• Aim of the exercise:
Using the material that follows, identify and copy each line with the string "воздушного".

• Data section:
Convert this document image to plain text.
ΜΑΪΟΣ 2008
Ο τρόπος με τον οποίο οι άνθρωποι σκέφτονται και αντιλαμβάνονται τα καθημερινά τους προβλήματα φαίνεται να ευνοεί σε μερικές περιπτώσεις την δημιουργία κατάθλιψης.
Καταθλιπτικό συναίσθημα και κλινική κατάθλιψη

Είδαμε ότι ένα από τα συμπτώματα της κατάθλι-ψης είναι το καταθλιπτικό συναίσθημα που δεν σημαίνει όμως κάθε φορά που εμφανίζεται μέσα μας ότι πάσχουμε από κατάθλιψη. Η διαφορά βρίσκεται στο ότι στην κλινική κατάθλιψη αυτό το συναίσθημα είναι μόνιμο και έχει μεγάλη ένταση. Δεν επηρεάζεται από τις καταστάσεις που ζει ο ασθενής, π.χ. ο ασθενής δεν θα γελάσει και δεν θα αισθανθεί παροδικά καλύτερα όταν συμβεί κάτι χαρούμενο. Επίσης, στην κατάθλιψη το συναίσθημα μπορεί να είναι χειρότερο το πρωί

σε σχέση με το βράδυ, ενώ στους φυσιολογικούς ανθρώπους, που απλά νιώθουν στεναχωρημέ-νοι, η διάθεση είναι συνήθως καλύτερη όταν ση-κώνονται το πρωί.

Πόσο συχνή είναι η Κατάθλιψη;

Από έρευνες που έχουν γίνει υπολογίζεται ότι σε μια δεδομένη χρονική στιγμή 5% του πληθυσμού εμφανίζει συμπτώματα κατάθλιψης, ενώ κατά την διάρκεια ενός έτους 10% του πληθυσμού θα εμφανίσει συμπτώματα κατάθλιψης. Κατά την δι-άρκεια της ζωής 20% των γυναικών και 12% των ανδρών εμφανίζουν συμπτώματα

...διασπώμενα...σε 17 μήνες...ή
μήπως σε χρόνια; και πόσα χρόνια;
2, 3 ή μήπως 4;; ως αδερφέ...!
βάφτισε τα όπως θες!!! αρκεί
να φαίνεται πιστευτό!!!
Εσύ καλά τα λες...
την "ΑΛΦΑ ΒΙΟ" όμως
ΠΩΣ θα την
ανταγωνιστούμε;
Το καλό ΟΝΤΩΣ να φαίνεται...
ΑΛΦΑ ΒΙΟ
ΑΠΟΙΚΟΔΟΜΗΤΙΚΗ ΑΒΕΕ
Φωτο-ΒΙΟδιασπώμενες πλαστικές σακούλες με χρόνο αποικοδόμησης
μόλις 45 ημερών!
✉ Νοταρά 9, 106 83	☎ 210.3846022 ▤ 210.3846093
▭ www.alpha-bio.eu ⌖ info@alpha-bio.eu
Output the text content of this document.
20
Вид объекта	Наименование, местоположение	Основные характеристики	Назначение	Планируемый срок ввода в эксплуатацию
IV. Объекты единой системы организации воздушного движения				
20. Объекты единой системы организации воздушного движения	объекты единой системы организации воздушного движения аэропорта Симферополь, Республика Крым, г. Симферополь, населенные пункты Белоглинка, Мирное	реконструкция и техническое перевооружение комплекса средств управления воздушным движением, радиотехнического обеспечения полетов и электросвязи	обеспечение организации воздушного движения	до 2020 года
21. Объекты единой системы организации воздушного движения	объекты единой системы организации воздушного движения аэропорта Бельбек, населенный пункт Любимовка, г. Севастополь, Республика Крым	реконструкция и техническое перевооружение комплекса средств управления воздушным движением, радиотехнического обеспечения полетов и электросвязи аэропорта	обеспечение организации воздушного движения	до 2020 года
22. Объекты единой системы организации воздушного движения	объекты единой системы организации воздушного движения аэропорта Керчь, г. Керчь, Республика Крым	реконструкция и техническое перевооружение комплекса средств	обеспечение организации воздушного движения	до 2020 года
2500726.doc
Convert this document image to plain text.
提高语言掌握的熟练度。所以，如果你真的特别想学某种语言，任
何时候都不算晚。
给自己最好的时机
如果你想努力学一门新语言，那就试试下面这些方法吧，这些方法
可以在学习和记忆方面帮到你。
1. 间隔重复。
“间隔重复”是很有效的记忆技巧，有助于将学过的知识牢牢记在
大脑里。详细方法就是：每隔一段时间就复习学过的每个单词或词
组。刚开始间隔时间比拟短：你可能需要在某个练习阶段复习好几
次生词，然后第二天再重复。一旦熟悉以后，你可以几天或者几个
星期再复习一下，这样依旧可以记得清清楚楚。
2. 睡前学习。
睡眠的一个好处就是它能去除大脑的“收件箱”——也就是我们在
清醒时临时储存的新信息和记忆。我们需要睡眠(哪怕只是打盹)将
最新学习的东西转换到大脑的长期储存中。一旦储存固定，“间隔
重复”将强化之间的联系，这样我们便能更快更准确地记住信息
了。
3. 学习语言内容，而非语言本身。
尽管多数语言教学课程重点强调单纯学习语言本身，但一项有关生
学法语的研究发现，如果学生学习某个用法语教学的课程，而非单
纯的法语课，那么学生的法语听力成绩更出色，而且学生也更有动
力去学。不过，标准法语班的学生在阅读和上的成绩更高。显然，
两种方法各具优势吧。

• Response for this exercise:
IV. Объекты единой системы организации воздушного движения				
20. Объекты единой системы организации воздушного движения	объекты единой системы организации воздушного движения аэропорта Симферополь, Республика Крым, г. Симферополь, населенные пункты Белоглинка, Мирное	реконструкция и техническое перевооружение комплекса средств управления воздушным движением, радиотехнического обеспечения полетов и электросвязи	обеспечение организации воздушного движения	до 2020 года
21. Объекты единой системы организации воздушного движения	объекты единой системы организации воздушного движения аэропорта Бельбек, населенный пункт Любимовка, г. Севастополь, Республика Крым	реконструкция и техническое перевооружение комплекса средств управления воздушным движением, радиотехнического обеспечения полетов и электросвязи аэропорта	обеспечение организации воздушного движения	до 2020 года
22. Объекты единой системы организации воздушного движения	объекты единой системы организации воздушного движения аэропорта Керчь, г. Керчь, Республика Крым	реконструкция и техническое перевооружение комплекса средств	обеспечение организации воздушного движения	до 2020 года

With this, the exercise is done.